━━ PROVIDED RECORDS

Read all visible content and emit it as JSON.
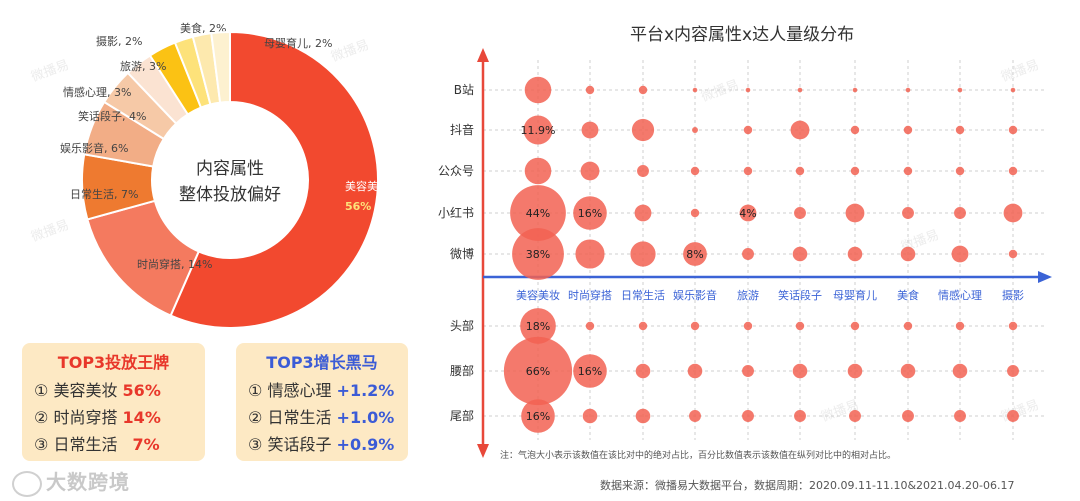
{
  "watermark": "微播易",
  "brand": "大数跨境",
  "donut": {
    "center_line1": "内容属性",
    "center_line2": "整体投放偏好",
    "slices": [
      {
        "label": "美容美妆",
        "value": 56,
        "color": "#f2492f"
      },
      {
        "label": "时尚穿搭",
        "value": 14,
        "color": "#f47a5f"
      },
      {
        "label": "日常生活",
        "value": 7,
        "color": "#ee7a30"
      },
      {
        "label": "娱乐影音",
        "value": 6,
        "color": "#f2ad86"
      },
      {
        "label": "笑话段子",
        "value": 4,
        "color": "#f6c9a7"
      },
      {
        "label": "情感心理",
        "value": 3,
        "color": "#fbe3d2"
      },
      {
        "label": "旅游",
        "value": 3,
        "color": "#fbc214"
      },
      {
        "label": "摄影",
        "value": 2,
        "color": "#fde27a"
      },
      {
        "label": "美食",
        "value": 2,
        "color": "#fde9ae"
      },
      {
        "label": "母婴育儿",
        "value": 2,
        "color": "#fdf1d0"
      }
    ],
    "slice_labels": [
      "美容美妆,",
      "时尚穿搭, 14%",
      "日常生活, 7%",
      "娱乐影音, 6%",
      "笑话段子, 4%",
      "情感心理, 3%",
      "旅游, 3%",
      "摄影, 2%",
      "美食, 2%",
      "母婴育儿, 2%"
    ],
    "main_pct": "56%"
  },
  "top3_put": {
    "title": "TOP3投放王牌",
    "items": [
      {
        "rank": "①",
        "name": "美容美妆",
        "value": "56%"
      },
      {
        "rank": "②",
        "name": "时尚穿搭",
        "value": "14%"
      },
      {
        "rank": "③",
        "name": "日常生活",
        "value": "7%"
      }
    ]
  },
  "top3_growth": {
    "title": "TOP3增长黑马",
    "items": [
      {
        "rank": "①",
        "name": "情感心理",
        "value": "+1.2%"
      },
      {
        "rank": "②",
        "name": "日常生活",
        "value": "+1.0%"
      },
      {
        "rank": "③",
        "name": "笑话段子",
        "value": "+0.9%"
      }
    ]
  },
  "chart_data": {
    "type": "scatter",
    "title": "平台x内容属性x达人量级分布",
    "categories": [
      "美容美妆",
      "时尚穿搭",
      "日常生活",
      "娱乐影音",
      "旅游",
      "笑话段子",
      "母婴育儿",
      "美食",
      "情感心理",
      "摄影"
    ],
    "platform_rows": [
      "B站",
      "抖音",
      "公众号",
      "小红书",
      "微博"
    ],
    "tier_rows": [
      "头部",
      "腰部",
      "尾部"
    ],
    "platform_values": [
      [
        10,
        1,
        1,
        0.3,
        0.3,
        0.3,
        0.3,
        0.3,
        0.3,
        0.3
      ],
      [
        11.9,
        4,
        7,
        0.5,
        1,
        5,
        1,
        1,
        1,
        1
      ],
      [
        10,
        5,
        2,
        1,
        1,
        1,
        1,
        1,
        1,
        1
      ],
      [
        44,
        16,
        4,
        1,
        4,
        2,
        5,
        2,
        2,
        5
      ],
      [
        38,
        12,
        9,
        8,
        2,
        3,
        3,
        3,
        4,
        1
      ]
    ],
    "tier_values": [
      [
        18,
        1,
        1,
        1,
        1,
        1,
        1,
        1,
        1,
        1
      ],
      [
        66,
        16,
        3,
        3,
        2,
        3,
        3,
        3,
        3,
        2
      ],
      [
        16,
        3,
        3,
        2,
        2,
        2,
        2,
        2,
        2,
        2
      ]
    ],
    "platform_labels": [
      [
        "",
        "",
        "",
        "",
        "",
        "",
        "",
        "",
        "",
        ""
      ],
      [
        "11.9%",
        "",
        "",
        "",
        "",
        "",
        "",
        "",
        "",
        ""
      ],
      [
        "",
        "",
        "",
        "",
        "",
        "",
        "",
        "",
        "",
        ""
      ],
      [
        "44%",
        "16%",
        "",
        "",
        "4%",
        "",
        "",
        "",
        "",
        ""
      ],
      [
        "38%",
        "",
        "",
        "8%",
        "",
        "",
        "",
        "",
        "",
        ""
      ]
    ],
    "tier_labels": [
      [
        "18%",
        "",
        "",
        "",
        "",
        "",
        "",
        "",
        "",
        ""
      ],
      [
        "66%",
        "16%",
        "",
        "",
        "",
        "",
        "",
        "",
        "",
        ""
      ],
      [
        "16%",
        "",
        "",
        "",
        "",
        "",
        "",
        "",
        "",
        ""
      ]
    ],
    "note": "注：气泡大小表示该数值在该比对中的绝对占比，百分比数值表示该数值在纵列对比中的相对占比。",
    "source": "数据来源：微播易大数据平台，数据周期：2020.09.11-11.10&2021.04.20-06.17"
  },
  "colors": {
    "bubble": "#f26252",
    "y_axis": "#e8483a",
    "x_axis": "#3b63d6",
    "top3_put": "#e8372a",
    "top3_growth": "#3b5bd6"
  }
}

━━━━

* **EXERCISE BRIEF**
Repeat all of the records verbatim, leaving out the pictures.

* **REPLY TO THE EXERCISE**
Read all visible content and emit it as JSON.
{
  "watermark": "微播易",
  "brand": "大数跨境",
  "donut": {
    "center_line1": "内容属性",
    "center_line2": "整体投放偏好",
    "slices": [
      {
        "label": "美容美妆",
        "value": 56,
        "color": "#f2492f"
      },
      {
        "label": "时尚穿搭",
        "value": 14,
        "color": "#f47a5f"
      },
      {
        "label": "日常生活",
        "value": 7,
        "color": "#ee7a30"
      },
      {
        "label": "娱乐影音",
        "value": 6,
        "color": "#f2ad86"
      },
      {
        "label": "笑话段子",
        "value": 4,
        "color": "#f6c9a7"
      },
      {
        "label": "情感心理",
        "value": 3,
        "color": "#fbe3d2"
      },
      {
        "label": "旅游",
        "value": 3,
        "color": "#fbc214"
      },
      {
        "label": "摄影",
        "value": 2,
        "color": "#fde27a"
      },
      {
        "label": "美食",
        "value": 2,
        "color": "#fde9ae"
      },
      {
        "label": "母婴育儿",
        "value": 2,
        "color": "#fdf1d0"
      }
    ],
    "slice_labels": [
      "美容美妆,",
      "时尚穿搭, 14%",
      "日常生活, 7%",
      "娱乐影音, 6%",
      "笑话段子, 4%",
      "情感心理, 3%",
      "旅游, 3%",
      "摄影, 2%",
      "美食, 2%",
      "母婴育儿, 2%"
    ],
    "main_pct": "56%"
  },
  "top3_put": {
    "title": "TOP3投放王牌",
    "items": [
      {
        "rank": "①",
        "name": "美容美妆",
        "value": "56%"
      },
      {
        "rank": "②",
        "name": "时尚穿搭",
        "value": "14%"
      },
      {
        "rank": "③",
        "name": "日常生活",
        "value": "7%"
      }
    ]
  },
  "top3_growth": {
    "title": "TOP3增长黑马",
    "items": [
      {
        "rank": "①",
        "name": "情感心理",
        "value": "+1.2%"
      },
      {
        "rank": "②",
        "name": "日常生活",
        "value": "+1.0%"
      },
      {
        "rank": "③",
        "name": "笑话段子",
        "value": "+0.9%"
      }
    ]
  },
  "chart_data": {
    "type": "scatter",
    "title": "平台x内容属性x达人量级分布",
    "categories": [
      "美容美妆",
      "时尚穿搭",
      "日常生活",
      "娱乐影音",
      "旅游",
      "笑话段子",
      "母婴育儿",
      "美食",
      "情感心理",
      "摄影"
    ],
    "platform_rows": [
      "B站",
      "抖音",
      "公众号",
      "小红书",
      "微博"
    ],
    "tier_rows": [
      "头部",
      "腰部",
      "尾部"
    ],
    "platform_values": [
      [
        10,
        1,
        1,
        0.3,
        0.3,
        0.3,
        0.3,
        0.3,
        0.3,
        0.3
      ],
      [
        11.9,
        4,
        7,
        0.5,
        1,
        5,
        1,
        1,
        1,
        1
      ],
      [
        10,
        5,
        2,
        1,
        1,
        1,
        1,
        1,
        1,
        1
      ],
      [
        44,
        16,
        4,
        1,
        4,
        2,
        5,
        2,
        2,
        5
      ],
      [
        38,
        12,
        9,
        8,
        2,
        3,
        3,
        3,
        4,
        1
      ]
    ],
    "tier_values": [
      [
        18,
        1,
        1,
        1,
        1,
        1,
        1,
        1,
        1,
        1
      ],
      [
        66,
        16,
        3,
        3,
        2,
        3,
        3,
        3,
        3,
        2
      ],
      [
        16,
        3,
        3,
        2,
        2,
        2,
        2,
        2,
        2,
        2
      ]
    ],
    "platform_labels": [
      [
        "",
        "",
        "",
        "",
        "",
        "",
        "",
        "",
        "",
        ""
      ],
      [
        "11.9%",
        "",
        "",
        "",
        "",
        "",
        "",
        "",
        "",
        ""
      ],
      [
        "",
        "",
        "",
        "",
        "",
        "",
        "",
        "",
        "",
        ""
      ],
      [
        "44%",
        "16%",
        "",
        "",
        "4%",
        "",
        "",
        "",
        "",
        ""
      ],
      [
        "38%",
        "",
        "",
        "8%",
        "",
        "",
        "",
        "",
        "",
        ""
      ]
    ],
    "tier_labels": [
      [
        "18%",
        "",
        "",
        "",
        "",
        "",
        "",
        "",
        "",
        ""
      ],
      [
        "66%",
        "16%",
        "",
        "",
        "",
        "",
        "",
        "",
        "",
        ""
      ],
      [
        "16%",
        "",
        "",
        "",
        "",
        "",
        "",
        "",
        "",
        ""
      ]
    ],
    "note": "注：气泡大小表示该数值在该比对中的绝对占比，百分比数值表示该数值在纵列对比中的相对占比。",
    "source": "数据来源：微播易大数据平台，数据周期：2020.09.11-11.10&2021.04.20-06.17"
  },
  "colors": {
    "bubble": "#f26252",
    "y_axis": "#e8483a",
    "x_axis": "#3b63d6",
    "top3_put": "#e8372a",
    "top3_growth": "#3b5bd6"
  }
}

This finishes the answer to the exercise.